§ Stated task
Pictures aside, write out every record exactly as it appears.

Begin

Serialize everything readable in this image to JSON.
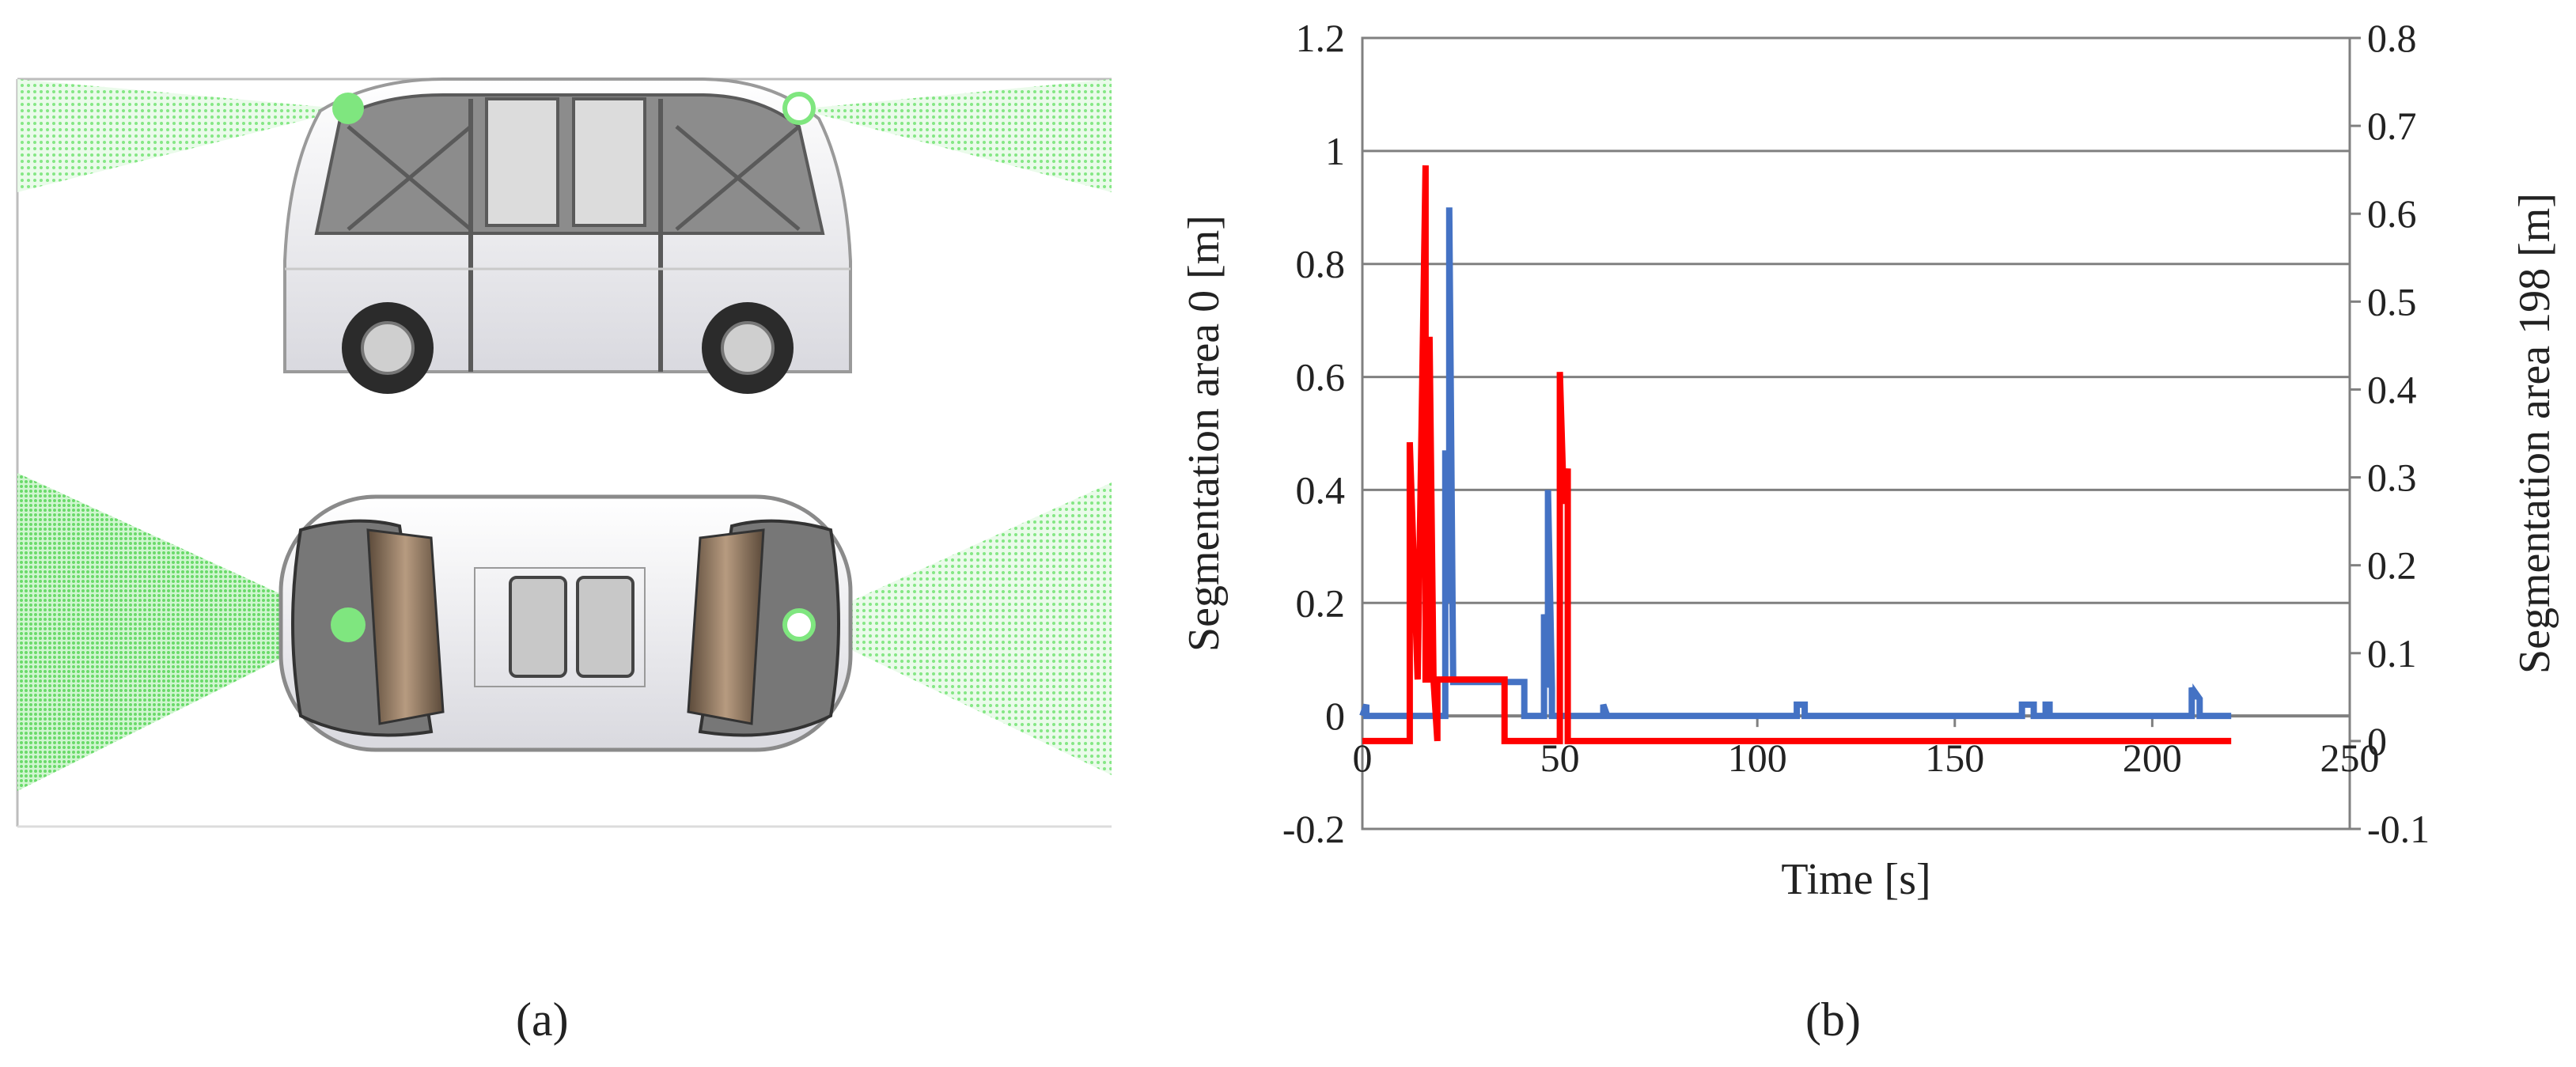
{
  "captions": {
    "a": "(a)",
    "b": "(b)"
  },
  "colors": {
    "sensor_cone": "#7fe67f",
    "vehicle_body": "#f2f2f2",
    "glass": "#8a8a8a",
    "series_left": "#4472c4",
    "series_right": "#ff0000",
    "grid": "#808080"
  },
  "chart_data": {
    "type": "line",
    "xlabel": "Time [s]",
    "ylabel": "Segmentation area 0 [m]",
    "y2label": "Segmentation area 198 [m]",
    "xlim": [
      0,
      250
    ],
    "ylim": [
      -0.2,
      1.2
    ],
    "y2lim": [
      -0.1,
      0.8
    ],
    "x_ticks": [
      0,
      50,
      100,
      150,
      200,
      250
    ],
    "y_ticks": [
      -0.2,
      0,
      0.2,
      0.4,
      0.6,
      0.8,
      1,
      1.2
    ],
    "y2_ticks": [
      -0.1,
      0,
      0.1,
      0.2,
      0.3,
      0.4,
      0.5,
      0.6,
      0.7,
      0.8
    ],
    "grid": "horizontal",
    "legend": "none",
    "series": [
      {
        "axis": "left",
        "color": "#4472c4",
        "x": [
          0,
          1,
          1,
          2,
          2,
          21,
          21,
          22,
          22,
          23,
          23,
          24,
          24,
          25,
          25,
          38,
          38,
          41,
          41,
          46,
          46,
          47,
          47,
          48,
          48,
          49,
          49,
          61,
          61,
          62,
          62,
          110,
          110,
          112,
          112,
          167,
          167,
          170,
          170,
          173,
          173,
          174,
          174,
          210,
          210,
          211,
          211,
          212,
          212,
          220
        ],
        "y": [
          0,
          0.02,
          0,
          0,
          0,
          0,
          0.47,
          0.2,
          0.9,
          0.06,
          0.06,
          0.06,
          0.06,
          0.06,
          0.06,
          0.06,
          0.06,
          0.06,
          0,
          0,
          0.18,
          0.05,
          0.4,
          0.05,
          0,
          0,
          0,
          0,
          0.02,
          0,
          0,
          0,
          0.02,
          0.02,
          0,
          0,
          0.02,
          0.02,
          0,
          0,
          0.02,
          0.02,
          0,
          0,
          0.05,
          0.03,
          0.04,
          0.03,
          0,
          0
        ]
      },
      {
        "axis": "right",
        "color": "#ff0000",
        "x": [
          0,
          12,
          12,
          14,
          14,
          16,
          16,
          17,
          17,
          18,
          18,
          19,
          19,
          20,
          20,
          36,
          36,
          50,
          50,
          51,
          51,
          52,
          52,
          53,
          53,
          220
        ],
        "y": [
          0,
          0,
          0.34,
          0.07,
          0.07,
          0.655,
          0.07,
          0.07,
          0.46,
          0.07,
          0.07,
          0,
          0.07,
          0.07,
          0.07,
          0.07,
          0,
          0,
          0.42,
          0.27,
          0.27,
          0.31,
          0,
          0,
          0,
          0
        ]
      }
    ]
  }
}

End

§ Problem solution
Serialize everything readable in this image to JSON.
{
  "captions": {
    "a": "(a)",
    "b": "(b)"
  },
  "colors": {
    "sensor_cone": "#7fe67f",
    "vehicle_body": "#f2f2f2",
    "glass": "#8a8a8a",
    "series_left": "#4472c4",
    "series_right": "#ff0000",
    "grid": "#808080"
  },
  "chart_data": {
    "type": "line",
    "xlabel": "Time [s]",
    "ylabel": "Segmentation area 0 [m]",
    "y2label": "Segmentation area 198 [m]",
    "xlim": [
      0,
      250
    ],
    "ylim": [
      -0.2,
      1.2
    ],
    "y2lim": [
      -0.1,
      0.8
    ],
    "x_ticks": [
      0,
      50,
      100,
      150,
      200,
      250
    ],
    "y_ticks": [
      -0.2,
      0,
      0.2,
      0.4,
      0.6,
      0.8,
      1,
      1.2
    ],
    "y2_ticks": [
      -0.1,
      0,
      0.1,
      0.2,
      0.3,
      0.4,
      0.5,
      0.6,
      0.7,
      0.8
    ],
    "grid": "horizontal",
    "legend": "none",
    "series": [
      {
        "axis": "left",
        "color": "#4472c4",
        "x": [
          0,
          1,
          1,
          2,
          2,
          21,
          21,
          22,
          22,
          23,
          23,
          24,
          24,
          25,
          25,
          38,
          38,
          41,
          41,
          46,
          46,
          47,
          47,
          48,
          48,
          49,
          49,
          61,
          61,
          62,
          62,
          110,
          110,
          112,
          112,
          167,
          167,
          170,
          170,
          173,
          173,
          174,
          174,
          210,
          210,
          211,
          211,
          212,
          212,
          220
        ],
        "y": [
          0,
          0.02,
          0,
          0,
          0,
          0,
          0.47,
          0.2,
          0.9,
          0.06,
          0.06,
          0.06,
          0.06,
          0.06,
          0.06,
          0.06,
          0.06,
          0.06,
          0,
          0,
          0.18,
          0.05,
          0.4,
          0.05,
          0,
          0,
          0,
          0,
          0.02,
          0,
          0,
          0,
          0.02,
          0.02,
          0,
          0,
          0.02,
          0.02,
          0,
          0,
          0.02,
          0.02,
          0,
          0,
          0.05,
          0.03,
          0.04,
          0.03,
          0,
          0
        ]
      },
      {
        "axis": "right",
        "color": "#ff0000",
        "x": [
          0,
          12,
          12,
          14,
          14,
          16,
          16,
          17,
          17,
          18,
          18,
          19,
          19,
          20,
          20,
          36,
          36,
          50,
          50,
          51,
          51,
          52,
          52,
          53,
          53,
          220
        ],
        "y": [
          0,
          0,
          0.34,
          0.07,
          0.07,
          0.655,
          0.07,
          0.07,
          0.46,
          0.07,
          0.07,
          0,
          0.07,
          0.07,
          0.07,
          0.07,
          0,
          0,
          0.42,
          0.27,
          0.27,
          0.31,
          0,
          0,
          0,
          0
        ]
      }
    ]
  }
}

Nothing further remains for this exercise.